**EXERCISE AIM**:
Make an exact transcription of the material, leaving out all images.
※ ※ ※
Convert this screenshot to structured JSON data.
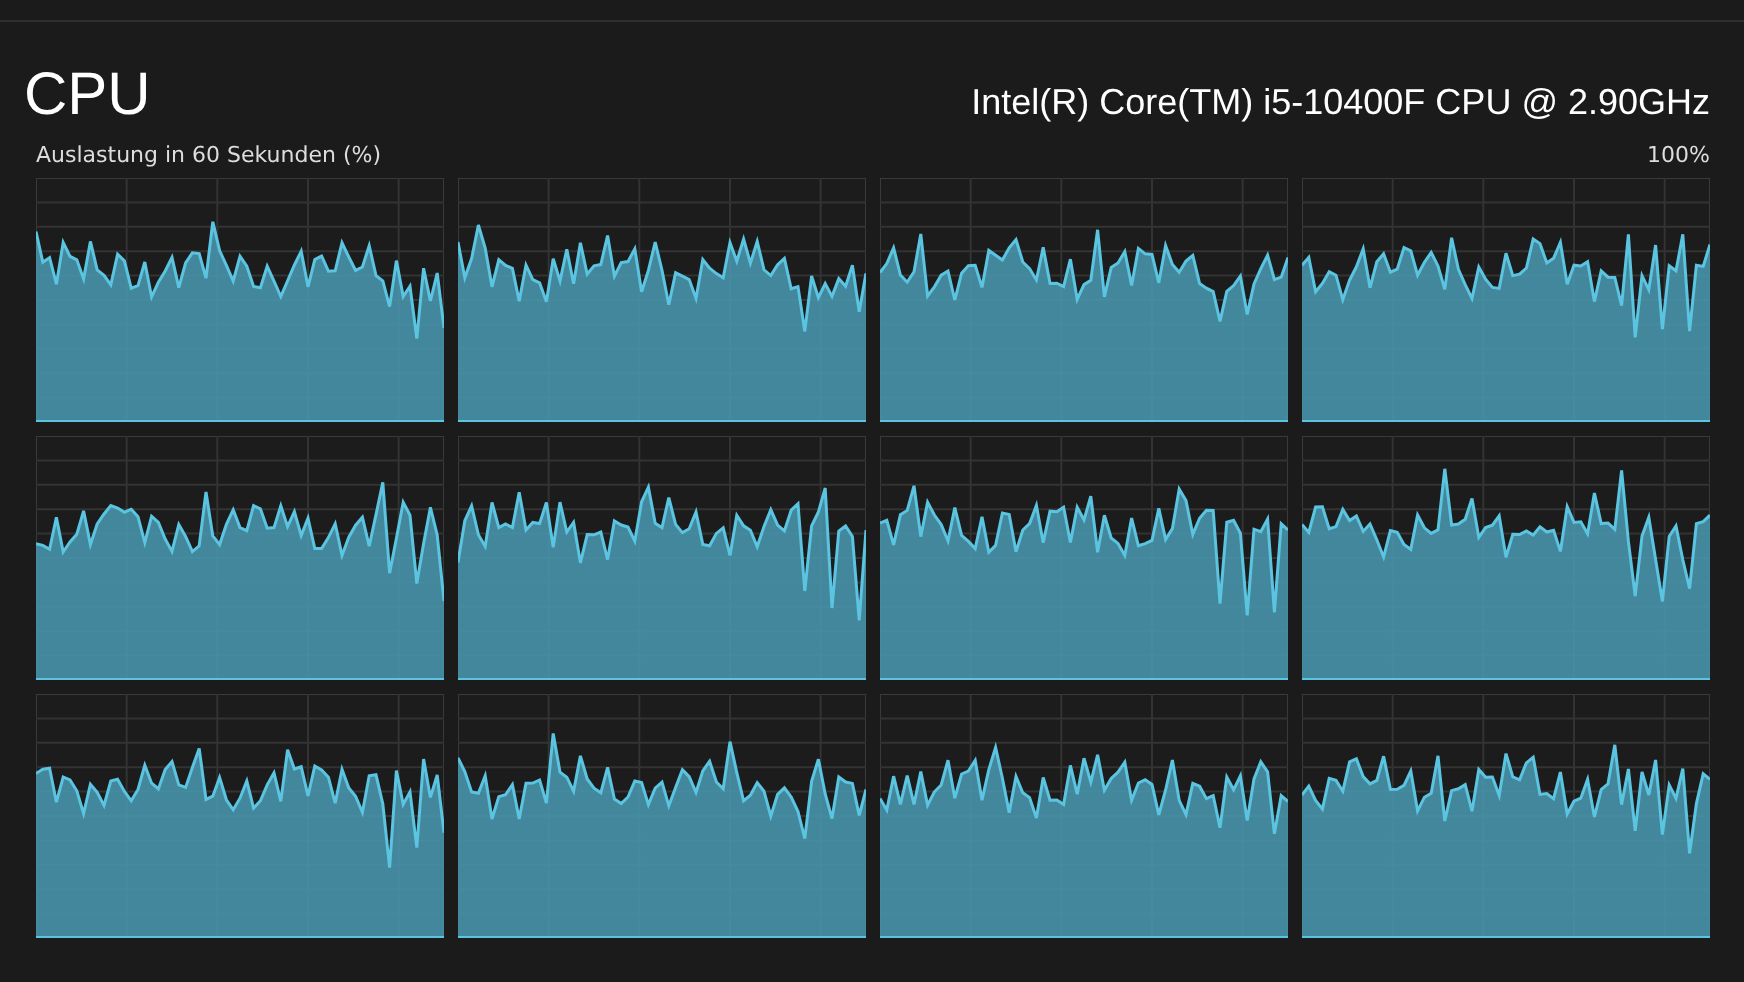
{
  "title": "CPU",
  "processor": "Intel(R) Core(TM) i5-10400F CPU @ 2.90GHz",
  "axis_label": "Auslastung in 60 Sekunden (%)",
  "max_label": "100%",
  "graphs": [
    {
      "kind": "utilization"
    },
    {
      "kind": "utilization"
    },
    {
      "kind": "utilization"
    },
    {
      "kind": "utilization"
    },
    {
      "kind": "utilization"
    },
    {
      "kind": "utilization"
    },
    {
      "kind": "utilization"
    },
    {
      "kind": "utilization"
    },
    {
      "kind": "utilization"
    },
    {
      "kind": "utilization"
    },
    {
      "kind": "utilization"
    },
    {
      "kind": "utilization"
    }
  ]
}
※ ※ ※
**REPLY**:
Convert this screenshot to structured JSON data.
{
  "title": "CPU",
  "processor": "Intel(R) Core(TM) i5-10400F CPU @ 2.90GHz",
  "axis_label": "Auslastung in 60 Sekunden (%)",
  "max_label": "100%",
  "graphs": [
    {
      "kind": "utilization"
    },
    {
      "kind": "utilization"
    },
    {
      "kind": "utilization"
    },
    {
      "kind": "utilization"
    },
    {
      "kind": "utilization"
    },
    {
      "kind": "utilization"
    },
    {
      "kind": "utilization"
    },
    {
      "kind": "utilization"
    },
    {
      "kind": "utilization"
    },
    {
      "kind": "utilization"
    },
    {
      "kind": "utilization"
    },
    {
      "kind": "utilization"
    }
  ]
}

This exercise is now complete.